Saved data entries
□ □ □ □

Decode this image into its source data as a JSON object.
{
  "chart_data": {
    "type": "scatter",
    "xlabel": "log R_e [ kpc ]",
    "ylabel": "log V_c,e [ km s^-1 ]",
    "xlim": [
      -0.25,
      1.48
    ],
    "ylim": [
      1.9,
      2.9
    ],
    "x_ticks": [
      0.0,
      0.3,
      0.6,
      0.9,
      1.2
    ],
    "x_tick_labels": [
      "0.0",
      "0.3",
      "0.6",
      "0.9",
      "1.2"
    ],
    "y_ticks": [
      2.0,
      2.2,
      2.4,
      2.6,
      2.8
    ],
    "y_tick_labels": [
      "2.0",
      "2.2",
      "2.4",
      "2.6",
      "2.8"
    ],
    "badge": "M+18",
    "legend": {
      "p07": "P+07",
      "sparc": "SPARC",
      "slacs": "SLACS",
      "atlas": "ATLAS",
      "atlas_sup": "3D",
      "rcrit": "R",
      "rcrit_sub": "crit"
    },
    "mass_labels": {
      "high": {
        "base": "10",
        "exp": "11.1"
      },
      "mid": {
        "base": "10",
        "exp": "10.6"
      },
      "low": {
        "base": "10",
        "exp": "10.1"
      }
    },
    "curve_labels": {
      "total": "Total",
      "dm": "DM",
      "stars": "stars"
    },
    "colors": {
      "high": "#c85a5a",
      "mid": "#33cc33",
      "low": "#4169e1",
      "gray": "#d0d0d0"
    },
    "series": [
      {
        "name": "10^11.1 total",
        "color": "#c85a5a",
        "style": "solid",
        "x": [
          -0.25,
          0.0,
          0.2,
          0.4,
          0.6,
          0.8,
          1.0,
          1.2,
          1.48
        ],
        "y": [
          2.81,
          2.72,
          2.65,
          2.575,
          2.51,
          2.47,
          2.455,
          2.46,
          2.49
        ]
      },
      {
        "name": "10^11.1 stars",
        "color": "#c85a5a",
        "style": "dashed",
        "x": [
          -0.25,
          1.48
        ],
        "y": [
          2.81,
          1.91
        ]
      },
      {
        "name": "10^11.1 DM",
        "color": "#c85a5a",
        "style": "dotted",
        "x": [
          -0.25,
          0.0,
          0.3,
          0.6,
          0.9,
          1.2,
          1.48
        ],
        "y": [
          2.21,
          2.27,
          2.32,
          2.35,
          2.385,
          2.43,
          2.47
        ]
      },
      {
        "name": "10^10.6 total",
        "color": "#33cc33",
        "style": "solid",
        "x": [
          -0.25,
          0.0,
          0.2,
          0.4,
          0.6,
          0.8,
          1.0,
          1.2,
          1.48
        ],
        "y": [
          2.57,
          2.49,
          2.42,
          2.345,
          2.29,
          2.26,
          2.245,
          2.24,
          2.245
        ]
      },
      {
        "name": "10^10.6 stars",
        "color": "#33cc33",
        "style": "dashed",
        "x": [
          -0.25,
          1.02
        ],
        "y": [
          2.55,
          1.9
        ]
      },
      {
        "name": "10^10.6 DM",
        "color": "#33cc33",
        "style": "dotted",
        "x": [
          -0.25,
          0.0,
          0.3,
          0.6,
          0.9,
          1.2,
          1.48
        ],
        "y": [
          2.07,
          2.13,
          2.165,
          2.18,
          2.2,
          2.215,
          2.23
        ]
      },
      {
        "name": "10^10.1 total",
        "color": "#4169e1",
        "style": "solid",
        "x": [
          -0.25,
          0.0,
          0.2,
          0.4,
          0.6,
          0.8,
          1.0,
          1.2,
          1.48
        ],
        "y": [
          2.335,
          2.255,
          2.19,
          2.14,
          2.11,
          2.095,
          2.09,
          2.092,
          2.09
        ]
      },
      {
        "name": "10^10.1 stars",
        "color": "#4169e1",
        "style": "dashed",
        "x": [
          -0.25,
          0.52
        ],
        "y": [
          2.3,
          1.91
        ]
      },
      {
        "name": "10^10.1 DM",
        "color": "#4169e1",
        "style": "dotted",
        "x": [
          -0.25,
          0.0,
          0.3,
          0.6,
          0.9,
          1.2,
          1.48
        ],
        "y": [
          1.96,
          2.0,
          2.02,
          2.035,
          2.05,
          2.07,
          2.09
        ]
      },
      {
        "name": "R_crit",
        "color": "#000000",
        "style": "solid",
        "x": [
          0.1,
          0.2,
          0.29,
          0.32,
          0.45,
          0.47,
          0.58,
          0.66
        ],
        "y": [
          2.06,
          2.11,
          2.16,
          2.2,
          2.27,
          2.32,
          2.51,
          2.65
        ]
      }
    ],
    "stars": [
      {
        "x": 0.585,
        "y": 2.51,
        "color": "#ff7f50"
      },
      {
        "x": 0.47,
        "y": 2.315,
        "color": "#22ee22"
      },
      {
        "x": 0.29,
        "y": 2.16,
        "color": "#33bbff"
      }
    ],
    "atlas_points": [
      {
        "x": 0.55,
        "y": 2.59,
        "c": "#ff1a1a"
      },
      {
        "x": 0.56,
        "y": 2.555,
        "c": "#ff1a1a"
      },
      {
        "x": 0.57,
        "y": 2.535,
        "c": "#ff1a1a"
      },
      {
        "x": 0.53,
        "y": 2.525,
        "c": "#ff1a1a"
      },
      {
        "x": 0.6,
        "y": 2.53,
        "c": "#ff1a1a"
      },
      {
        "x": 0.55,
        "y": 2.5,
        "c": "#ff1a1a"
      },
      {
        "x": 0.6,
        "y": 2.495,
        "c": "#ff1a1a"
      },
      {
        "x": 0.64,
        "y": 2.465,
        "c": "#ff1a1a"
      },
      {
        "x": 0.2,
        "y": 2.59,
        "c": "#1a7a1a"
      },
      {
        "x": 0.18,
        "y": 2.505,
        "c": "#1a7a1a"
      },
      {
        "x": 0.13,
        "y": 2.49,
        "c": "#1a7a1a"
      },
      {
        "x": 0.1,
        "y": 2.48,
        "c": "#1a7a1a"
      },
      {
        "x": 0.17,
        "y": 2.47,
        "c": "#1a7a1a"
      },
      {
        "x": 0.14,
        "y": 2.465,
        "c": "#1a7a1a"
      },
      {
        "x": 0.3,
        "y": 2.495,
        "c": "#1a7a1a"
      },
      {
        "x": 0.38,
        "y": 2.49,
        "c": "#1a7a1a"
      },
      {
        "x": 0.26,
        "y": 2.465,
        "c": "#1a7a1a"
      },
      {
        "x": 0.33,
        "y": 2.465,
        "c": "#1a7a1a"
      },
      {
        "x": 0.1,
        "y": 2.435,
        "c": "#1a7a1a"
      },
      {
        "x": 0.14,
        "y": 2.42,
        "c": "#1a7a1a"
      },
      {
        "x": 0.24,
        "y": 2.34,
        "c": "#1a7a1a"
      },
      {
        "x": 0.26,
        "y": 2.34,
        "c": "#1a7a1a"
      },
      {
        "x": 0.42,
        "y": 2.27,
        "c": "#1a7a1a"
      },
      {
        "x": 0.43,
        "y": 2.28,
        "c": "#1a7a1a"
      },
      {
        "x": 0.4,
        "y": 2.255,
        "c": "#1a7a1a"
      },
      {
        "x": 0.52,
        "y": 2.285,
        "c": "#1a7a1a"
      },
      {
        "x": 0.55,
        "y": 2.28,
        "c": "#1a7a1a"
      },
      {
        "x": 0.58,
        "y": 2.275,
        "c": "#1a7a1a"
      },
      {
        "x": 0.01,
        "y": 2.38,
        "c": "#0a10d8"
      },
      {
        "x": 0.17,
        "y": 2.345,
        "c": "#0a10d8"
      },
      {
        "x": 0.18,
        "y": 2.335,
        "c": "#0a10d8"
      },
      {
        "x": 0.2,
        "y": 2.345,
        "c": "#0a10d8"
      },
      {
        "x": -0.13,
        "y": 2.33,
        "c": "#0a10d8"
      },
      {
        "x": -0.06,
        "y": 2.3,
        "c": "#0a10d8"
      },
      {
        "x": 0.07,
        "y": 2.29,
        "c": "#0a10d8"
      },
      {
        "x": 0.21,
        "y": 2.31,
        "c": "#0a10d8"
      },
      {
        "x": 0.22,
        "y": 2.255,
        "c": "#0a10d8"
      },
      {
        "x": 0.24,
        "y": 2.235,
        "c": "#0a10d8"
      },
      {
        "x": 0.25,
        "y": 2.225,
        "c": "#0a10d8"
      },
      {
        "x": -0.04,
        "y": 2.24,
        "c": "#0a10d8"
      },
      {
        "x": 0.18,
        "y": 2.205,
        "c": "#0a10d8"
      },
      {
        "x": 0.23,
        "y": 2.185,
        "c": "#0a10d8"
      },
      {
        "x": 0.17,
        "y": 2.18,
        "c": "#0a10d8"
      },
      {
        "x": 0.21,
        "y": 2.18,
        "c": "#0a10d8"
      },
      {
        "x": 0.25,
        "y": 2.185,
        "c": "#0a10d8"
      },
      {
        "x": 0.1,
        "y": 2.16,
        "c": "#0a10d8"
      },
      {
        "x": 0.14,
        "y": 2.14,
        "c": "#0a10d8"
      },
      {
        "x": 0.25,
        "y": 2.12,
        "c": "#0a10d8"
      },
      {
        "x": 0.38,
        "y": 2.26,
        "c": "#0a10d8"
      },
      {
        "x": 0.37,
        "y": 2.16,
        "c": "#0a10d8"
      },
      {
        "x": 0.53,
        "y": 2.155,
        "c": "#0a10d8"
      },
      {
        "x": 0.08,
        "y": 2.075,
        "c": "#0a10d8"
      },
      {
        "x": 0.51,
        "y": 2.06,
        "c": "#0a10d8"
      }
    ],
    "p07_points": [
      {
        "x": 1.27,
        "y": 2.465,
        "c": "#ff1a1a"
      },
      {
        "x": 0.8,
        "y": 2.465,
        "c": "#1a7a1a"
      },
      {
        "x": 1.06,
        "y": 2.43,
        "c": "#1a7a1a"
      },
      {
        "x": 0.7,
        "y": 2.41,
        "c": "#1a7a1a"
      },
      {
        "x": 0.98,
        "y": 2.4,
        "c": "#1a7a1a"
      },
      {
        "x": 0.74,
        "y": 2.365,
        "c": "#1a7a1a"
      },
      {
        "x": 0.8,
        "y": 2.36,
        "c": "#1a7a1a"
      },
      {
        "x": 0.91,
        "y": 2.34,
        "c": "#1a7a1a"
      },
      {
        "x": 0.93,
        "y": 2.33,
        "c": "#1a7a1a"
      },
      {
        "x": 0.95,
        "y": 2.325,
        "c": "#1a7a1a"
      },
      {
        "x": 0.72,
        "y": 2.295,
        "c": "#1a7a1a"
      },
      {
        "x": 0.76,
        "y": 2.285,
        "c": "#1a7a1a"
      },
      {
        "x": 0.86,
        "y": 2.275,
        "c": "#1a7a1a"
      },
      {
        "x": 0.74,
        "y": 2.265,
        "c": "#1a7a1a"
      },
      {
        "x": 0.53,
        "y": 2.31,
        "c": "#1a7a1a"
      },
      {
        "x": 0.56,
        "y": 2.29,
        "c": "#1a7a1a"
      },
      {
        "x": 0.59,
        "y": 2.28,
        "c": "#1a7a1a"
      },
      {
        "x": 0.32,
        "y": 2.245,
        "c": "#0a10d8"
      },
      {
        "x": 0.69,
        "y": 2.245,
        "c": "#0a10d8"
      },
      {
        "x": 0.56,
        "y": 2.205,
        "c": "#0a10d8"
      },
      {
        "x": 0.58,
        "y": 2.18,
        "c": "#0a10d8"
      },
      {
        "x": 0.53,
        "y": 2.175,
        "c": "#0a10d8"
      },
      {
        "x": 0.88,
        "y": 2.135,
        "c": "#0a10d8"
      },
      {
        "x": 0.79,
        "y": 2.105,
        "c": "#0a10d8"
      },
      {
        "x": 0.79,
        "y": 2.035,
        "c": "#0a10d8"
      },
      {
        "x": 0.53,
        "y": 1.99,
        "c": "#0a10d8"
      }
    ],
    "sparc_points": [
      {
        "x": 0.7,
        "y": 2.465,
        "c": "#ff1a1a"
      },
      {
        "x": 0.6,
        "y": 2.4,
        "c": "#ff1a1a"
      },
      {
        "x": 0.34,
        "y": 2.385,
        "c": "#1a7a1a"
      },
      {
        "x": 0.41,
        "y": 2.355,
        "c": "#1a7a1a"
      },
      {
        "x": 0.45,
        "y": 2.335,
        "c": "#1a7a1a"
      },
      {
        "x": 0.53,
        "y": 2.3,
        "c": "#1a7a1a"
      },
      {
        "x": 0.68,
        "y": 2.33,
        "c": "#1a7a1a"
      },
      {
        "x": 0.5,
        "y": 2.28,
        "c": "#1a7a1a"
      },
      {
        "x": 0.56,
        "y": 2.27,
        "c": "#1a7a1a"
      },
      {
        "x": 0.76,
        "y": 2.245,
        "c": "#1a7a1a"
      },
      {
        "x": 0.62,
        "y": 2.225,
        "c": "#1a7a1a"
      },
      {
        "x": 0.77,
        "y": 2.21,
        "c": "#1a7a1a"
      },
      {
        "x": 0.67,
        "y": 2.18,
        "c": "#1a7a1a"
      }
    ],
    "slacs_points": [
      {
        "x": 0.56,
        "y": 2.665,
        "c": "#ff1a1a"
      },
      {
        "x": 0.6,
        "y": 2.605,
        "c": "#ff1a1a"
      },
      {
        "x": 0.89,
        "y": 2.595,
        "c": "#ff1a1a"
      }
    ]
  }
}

□ □ □ □

Where a line holds the string "name", copy that line.

# [Finished task]
        "name": "10^11.1 total",
        "name": "10^11.1 stars",
        "name": "10^11.1 DM",
        "name": "10^10.6 total",
        "name": "10^10.6 stars",
        "name": "10^10.6 DM",
        "name": "10^10.1 total",
        "name": "10^10.1 stars",
        "name": "10^10.1 DM",
        "name": "R_crit",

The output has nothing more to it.